Stated task :: Count how many lines of the material hold "Temperatur". Respond with that number alone.

::::::::::

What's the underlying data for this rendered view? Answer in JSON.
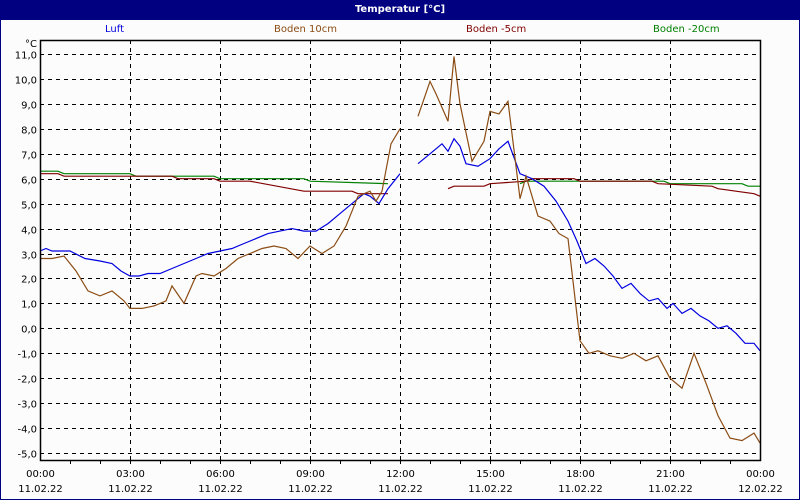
{
  "title": "Temperatur [°C]",
  "colors": {
    "titlebar": "#000080",
    "Luft": "#0000e0",
    "Boden 10cm": "#8b4c14",
    "Boden -5cm": "#800000",
    "Boden -20cm": "#008000"
  },
  "chart_data": {
    "type": "line",
    "title": "Temperatur [°C]",
    "ylabel": "°C",
    "xlabel": "",
    "ylim": [
      -5.0,
      11.0
    ],
    "grid": true,
    "legend_position": "top",
    "yticks": [
      "11,0",
      "10,0",
      "9,0",
      "8,0",
      "7,0",
      "6,0",
      "5,0",
      "4,0",
      "3,0",
      "2,0",
      "1,0",
      "0,0",
      "-1,0",
      "-2,0",
      "-3,0",
      "-4,0",
      "-5,0"
    ],
    "xticks": [
      {
        "time": "00:00",
        "date": "11.02.22"
      },
      {
        "time": "03:00",
        "date": "11.02.22"
      },
      {
        "time": "06:00",
        "date": "11.02.22"
      },
      {
        "time": "09:00",
        "date": "11.02.22"
      },
      {
        "time": "12:00",
        "date": "11.02.22"
      },
      {
        "time": "15:00",
        "date": "11.02.22"
      },
      {
        "time": "18:00",
        "date": "11.02.22"
      },
      {
        "time": "21:00",
        "date": "11.02.22"
      },
      {
        "time": "00:00",
        "date": "12.02.22"
      }
    ],
    "series": [
      {
        "name": "Luft",
        "x_hours": [
          0,
          0.2,
          0.4,
          0.6,
          1.0,
          1.5,
          2.0,
          2.4,
          2.7,
          3.0,
          3.3,
          3.6,
          4.0,
          4.4,
          4.8,
          5.2,
          5.6,
          6.0,
          6.4,
          6.8,
          7.2,
          7.6,
          8.0,
          8.4,
          8.8,
          9.2,
          9.6,
          10.0,
          10.4,
          10.8,
          11.0,
          11.3,
          11.6,
          12.0,
          12.2,
          12.6,
          13.0,
          13.4,
          13.6,
          13.8,
          14.0,
          14.2,
          14.6,
          15.0,
          15.3,
          15.6,
          16.0,
          16.4,
          16.8,
          17.2,
          17.6,
          17.9,
          18.2,
          18.5,
          18.8,
          19.1,
          19.4,
          19.7,
          20.0,
          20.3,
          20.6,
          20.9,
          21.1,
          21.4,
          21.7,
          22.0,
          22.3,
          22.6,
          22.9,
          23.2,
          23.5,
          23.8,
          24.0
        ],
        "values": [
          3.1,
          3.2,
          3.1,
          3.1,
          3.1,
          2.8,
          2.7,
          2.6,
          2.3,
          2.1,
          2.1,
          2.2,
          2.2,
          2.4,
          2.6,
          2.8,
          3.0,
          3.1,
          3.2,
          3.4,
          3.6,
          3.8,
          3.9,
          4.0,
          3.9,
          3.9,
          4.2,
          4.6,
          5.0,
          5.4,
          5.3,
          5.0,
          5.6,
          6.2,
          null,
          6.6,
          7.0,
          7.4,
          7.1,
          7.6,
          7.3,
          6.6,
          6.5,
          6.8,
          7.2,
          7.5,
          6.2,
          6.0,
          5.7,
          5.1,
          4.3,
          3.5,
          2.6,
          2.8,
          2.5,
          2.1,
          1.6,
          1.8,
          1.4,
          1.1,
          1.2,
          0.8,
          1.0,
          0.6,
          0.8,
          0.5,
          0.3,
          0.0,
          0.1,
          -0.2,
          -0.6,
          -0.6,
          -0.9
        ]
      },
      {
        "name": "Boden 10cm",
        "x_hours": [
          0,
          0.4,
          0.8,
          1.2,
          1.6,
          2.0,
          2.4,
          2.8,
          3.0,
          3.4,
          3.8,
          4.2,
          4.4,
          4.8,
          5.2,
          5.4,
          5.8,
          6.2,
          6.6,
          7.0,
          7.4,
          7.8,
          8.2,
          8.6,
          9.0,
          9.4,
          9.8,
          10.2,
          10.6,
          11.0,
          11.2,
          11.4,
          11.7,
          12.0,
          12.2,
          12.6,
          13.0,
          13.2,
          13.6,
          13.8,
          14.0,
          14.4,
          14.8,
          15.0,
          15.3,
          15.6,
          16.0,
          16.2,
          16.6,
          17.0,
          17.3,
          17.6,
          18.0,
          18.3,
          18.6,
          19.0,
          19.4,
          19.8,
          20.2,
          20.6,
          21.0,
          21.4,
          21.8,
          22.2,
          22.6,
          23.0,
          23.4,
          23.8,
          24.0
        ],
        "values": [
          2.8,
          2.8,
          2.9,
          2.3,
          1.5,
          1.3,
          1.5,
          1.1,
          0.8,
          0.8,
          0.9,
          1.1,
          1.7,
          1.0,
          2.1,
          2.2,
          2.1,
          2.4,
          2.8,
          3.0,
          3.2,
          3.3,
          3.2,
          2.8,
          3.3,
          3.0,
          3.3,
          4.1,
          5.3,
          5.5,
          5.1,
          5.5,
          7.4,
          8.0,
          null,
          8.5,
          9.9,
          9.4,
          8.3,
          10.9,
          9.0,
          6.7,
          7.5,
          8.7,
          8.6,
          9.1,
          5.2,
          6.1,
          4.5,
          4.3,
          3.8,
          3.6,
          -0.5,
          -1.0,
          -0.9,
          -1.1,
          -1.2,
          -1.0,
          -1.3,
          -1.1,
          -2.0,
          -2.4,
          -1.0,
          -2.2,
          -3.5,
          -4.4,
          -4.5,
          -4.2,
          -4.6
        ]
      },
      {
        "name": "Boden -5cm",
        "x_hours": [
          0,
          0.6,
          0.8,
          2.0,
          4.4,
          4.6,
          5.8,
          6.0,
          7.0,
          8.8,
          9.0,
          10.4,
          10.6,
          11.6,
          12.2,
          13.6,
          13.8,
          14.8,
          15.0,
          16.2,
          16.4,
          17.8,
          18.0,
          20.4,
          20.6,
          22.4,
          22.6,
          23.8,
          24.0
        ],
        "values": [
          6.2,
          6.2,
          6.1,
          6.1,
          6.1,
          6.0,
          6.0,
          5.9,
          5.9,
          5.5,
          5.5,
          5.5,
          5.4,
          5.4,
          null,
          5.6,
          5.7,
          5.7,
          5.8,
          5.9,
          6.0,
          6.0,
          5.9,
          5.9,
          5.8,
          5.7,
          5.6,
          5.4,
          5.3
        ]
      },
      {
        "name": "Boden -20cm",
        "x_hours": [
          0,
          0.6,
          0.8,
          3.0,
          3.2,
          5.8,
          6.0,
          8.8,
          9.0,
          11.6,
          12.2,
          16.0,
          16.2,
          20.8,
          21.0,
          23.4,
          23.6,
          24.0
        ],
        "values": [
          6.3,
          6.3,
          6.2,
          6.2,
          6.1,
          6.1,
          6.0,
          6.0,
          5.9,
          5.8,
          null,
          5.8,
          5.9,
          5.9,
          5.8,
          5.8,
          5.7,
          5.7
        ]
      }
    ]
  }
}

::::::::::

The output :: 2